EXCERTO PARA LER:
Identificado em 2001, é uma estrutura única em portugal e remete para o período decisivo do século xii em que Ibn Qasī e Dom Afonso Henriques forjaram uma aliança poderosa.

O Ribāt da Arrifana constitui o mais impressionante e historicamente importante conjunto religioso islâmico no Ocidente da Península Ibérica. Trata-se de um sítio quase mítico, mencionado por historiadores e geógrafos muçulmanos, ligado ao mestre sufi, estadista e escritor Ibn Qasī. Entre os textos que o citam encontra-se o de Ibn al-Abbār (1199-1250) que no relato que faz da vida de Ibn Almúndir, um dos mais directos seguidores de Ibn Qasī, menciona que aquele se retirou para o “mosteiro da Arrifana” situado na “orla do mar”. Yaqût, no século XIII, refere a região de al-Rihana que diz situar-se na costa, a norte do cabo do Algarve, hoje de São Vicente. Na história moderna, Alexandre Herculano foi o primeiro a valorizar a figura de Ibn Qasī considerando-o aliado de Dom Afonso Henriques, que lhe terá oferecido um cavalo, uma lança e um escudo, reconhecendo-o por isso como seu par. 

Ao longo dos anos, vários investigadores tentaram localizar o Ribāt no interior do Castelo de Aljezur e na fortaleza hoje chamada da Arrifana, edificada em 1635 a norte da Praia do Forte. Todavia, apesar de referências que desde o século XIX indicam a existência de ruínas na chamada Ponta da Atalaia, o Ribāt da Arrifana foi identificado, apenas em 2001, pelos autores, em península incluída na zona outrora chamada Arrifana. Dali é visível, em dias de céu limpo, o cabo de São Vicente tal como, no sentido oposto, se pode observar largo trecho de costa que atinge o cabo Sardão, no Alentejo. O topónimo actual deriva do facto de o minarete existente junto do muro de orações, situado na extremidade daquele local, ter sido transformado em atalaia no século XIV, subsistindo até ao século XVIII.

Várias campanhas arqueológicas ocorridas desde a sua identificação conduziram à descoberta de edificações, erguidas em pedra e taipa, entre as quais nove mesquitas (todas com o respectivo mihrāb orientado para Meca), tal como restos de minarete, muro de orações, vasta necrópole e outras instalações que permitiram reconhecer o local como o famoso Ribāt da Arrifana, fundado pelo mestre sufi Ibn Qasī.

REGISTOS DADOS:
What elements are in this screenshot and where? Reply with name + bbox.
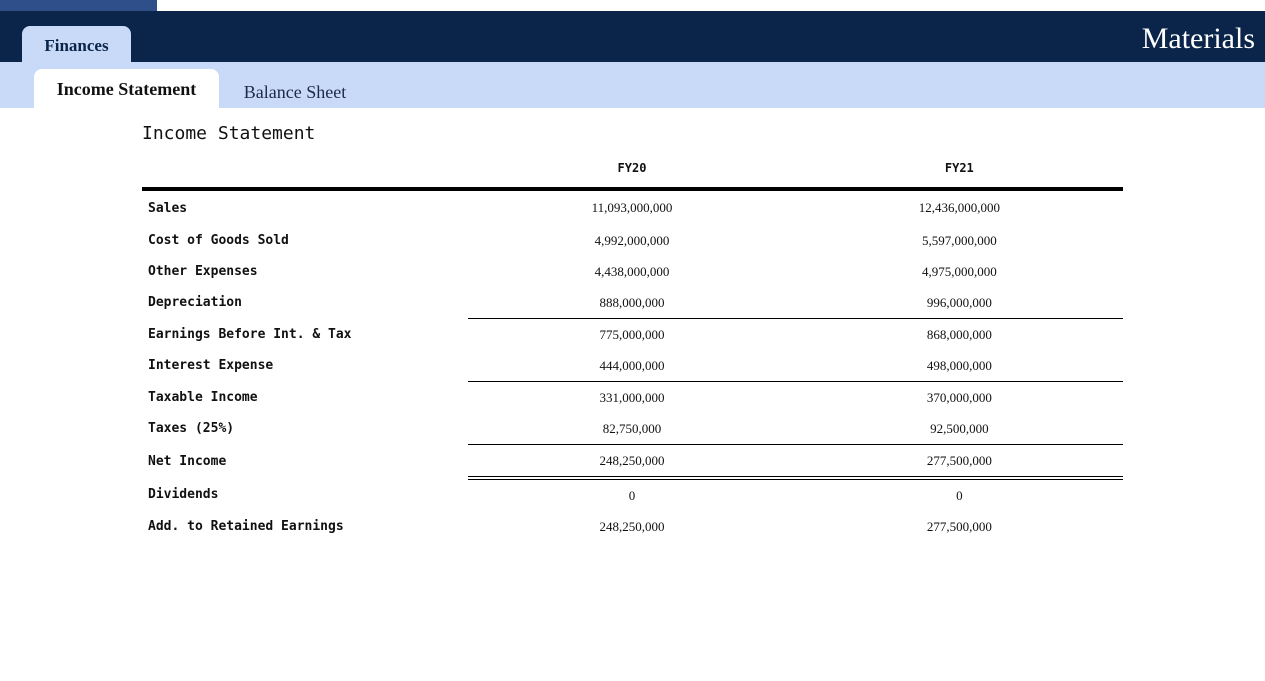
app-header: Finances Materials <box>0 11 1265 62</box>
value-fy20: 4,992,000,000 <box>594 232 670 248</box>
value-fy21: 370,000,000 <box>795 381 1123 413</box>
value-fy21: 498,000,000 <box>926 357 992 373</box>
value-fy20: 444,000,000 <box>599 357 665 373</box>
row-label: Sales <box>148 200 188 216</box>
row-dividends: Dividends 0 0 <box>142 476 1123 511</box>
header-label-cell <box>142 149 469 191</box>
value-fy21: 4,975,000,000 <box>921 263 997 279</box>
section-title: Income Statement <box>142 123 316 144</box>
row-label: Other Expenses <box>148 264 258 279</box>
value-fy20: 0 <box>468 476 796 511</box>
row-other-expenses: Other Expenses 4,438,000,000 4,975,000,0… <box>142 256 1123 287</box>
table-header-row: FY20 FY21 <box>142 149 1123 191</box>
row-label: Taxes (25%) <box>148 421 235 437</box>
value-fy21: 868,000,000 <box>795 318 1123 350</box>
value-fy20: 248,250,000 <box>468 444 796 478</box>
value-fy20: 82,750,000 <box>602 420 662 436</box>
column-header-fy20: FY20 <box>468 149 796 191</box>
row-taxable-income: Taxable Income 331,000,000 370,000,000 <box>142 381 1123 413</box>
top-strip-accent <box>0 0 157 11</box>
income-statement-panel: Income Statement FY20 FY21 Sales 11,093,… <box>142 108 1123 542</box>
value-fy20: 248,250,000 <box>599 518 665 534</box>
tab-finances[interactable]: Finances <box>22 26 131 62</box>
row-ebit: Earnings Before Int. & Tax 775,000,000 8… <box>142 318 1123 350</box>
row-label: Cost of Goods Sold <box>148 233 289 248</box>
value-fy20: 331,000,000 <box>468 381 796 413</box>
row-taxes: Taxes (25%) 82,750,000 92,500,000 <box>142 413 1123 445</box>
value-fy21: 0 <box>795 476 1123 511</box>
value-fy20: 775,000,000 <box>468 318 796 350</box>
row-sales: Sales 11,093,000,000 12,436,000,000 <box>142 189 1123 225</box>
value-fy21: 277,500,000 <box>795 444 1123 478</box>
top-strip <box>0 0 1265 11</box>
value-fy20: 11,093,000,000 <box>591 200 673 215</box>
sub-tab-bar: Income Statement Balance Sheet <box>0 62 1265 108</box>
row-label: Interest Expense <box>148 358 274 374</box>
tab-income-statement[interactable]: Income Statement <box>34 69 219 108</box>
row-cost-of-goods-sold: Cost of Goods Sold 4,992,000,000 5,597,0… <box>142 225 1123 256</box>
row-interest-expense: Interest Expense 444,000,000 498,000,000 <box>142 350 1123 382</box>
value-fy21: 12,436,000,000 <box>918 200 1000 215</box>
row-label: Earnings Before Int. & Tax <box>148 326 352 342</box>
row-net-income: Net Income 248,250,000 277,500,000 <box>142 444 1123 478</box>
row-label: Depreciation <box>148 295 242 311</box>
value-fy21: 5,597,000,000 <box>921 232 997 248</box>
row-label: Taxable Income <box>148 389 258 405</box>
value-fy20: 4,438,000,000 <box>594 263 670 279</box>
income-statement-table: FY20 FY21 Sales 11,093,000,000 12,436,00… <box>142 149 1123 542</box>
value-fy21: 277,500,000 <box>926 518 992 534</box>
value-fy21: 92,500,000 <box>930 420 989 436</box>
row-label: Net Income <box>148 453 227 469</box>
row-label: Dividends <box>148 487 219 502</box>
tab-balance-sheet[interactable]: Balance Sheet <box>243 82 347 102</box>
row-depreciation: Depreciation 888,000,000 996,000,000 <box>142 287 1123 319</box>
app-title: Materials <box>1141 22 1255 55</box>
column-header-fy21: FY21 <box>795 149 1123 191</box>
value-fy21: 996,000,000 <box>926 294 992 310</box>
row-add-to-retained-earnings: Add. to Retained Earnings 248,250,000 27… <box>142 511 1123 542</box>
value-fy20: 888,000,000 <box>599 294 665 310</box>
row-label: Add. to Retained Earnings <box>148 519 344 534</box>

AS TAREFAS:
1) Substitua "taipa" por "adobe" no texto sobre o Ribāt da Arrifana e reescreva tudo desde "Várias campanhas arqueológicas" até "sufi Ibn Qasī.".
2) Apresente em forma de lista o parágrafo do texto sobre o Ribāt da Arrifana que começa por "Ao longo dos anos", mantendo os factos principais.

SOLUÇÕES ABAIXO:
1)
Várias campanhas arqueológicas ocorridas desde a sua identificação conduziram à descoberta de edificações, erguidas em pedra e adobe, entre as quais nove mesquitas (todas com o respectivo mihrāb orientado para Meca), tal como restos de minarete, muro de orações, vasta necrópole e outras instalações que permitiram reconhecer o local como o famoso Ribāt da Arrifana, fundado pelo mestre sufi Ibn Qasī.

2)
- Vários investigadores tentaram localizar o Ribāt no interior do Castelo de Aljezur e na fortaleza hoje chamada da Arrifana, edificada em 1635 a norte da Praia do Forte.
- Desde o século XIX, há referências que indicam a existência de ruínas na chamada Ponta da Atalaia.
- O Ribāt da Arrifana só foi identificado em 2001, numa península da zona outrora chamada Arrifana.
- Em dias de céu limpo, vê-se dali o cabo de São Vicente e, no sentido oposto, um largo trecho de costa até ao cabo Sardão, no Alentejo.
- O topónimo atual vem do minarete junto do muro de orações, que foi transformado em atalaia no século XIV e subsistiu até ao século XVIII.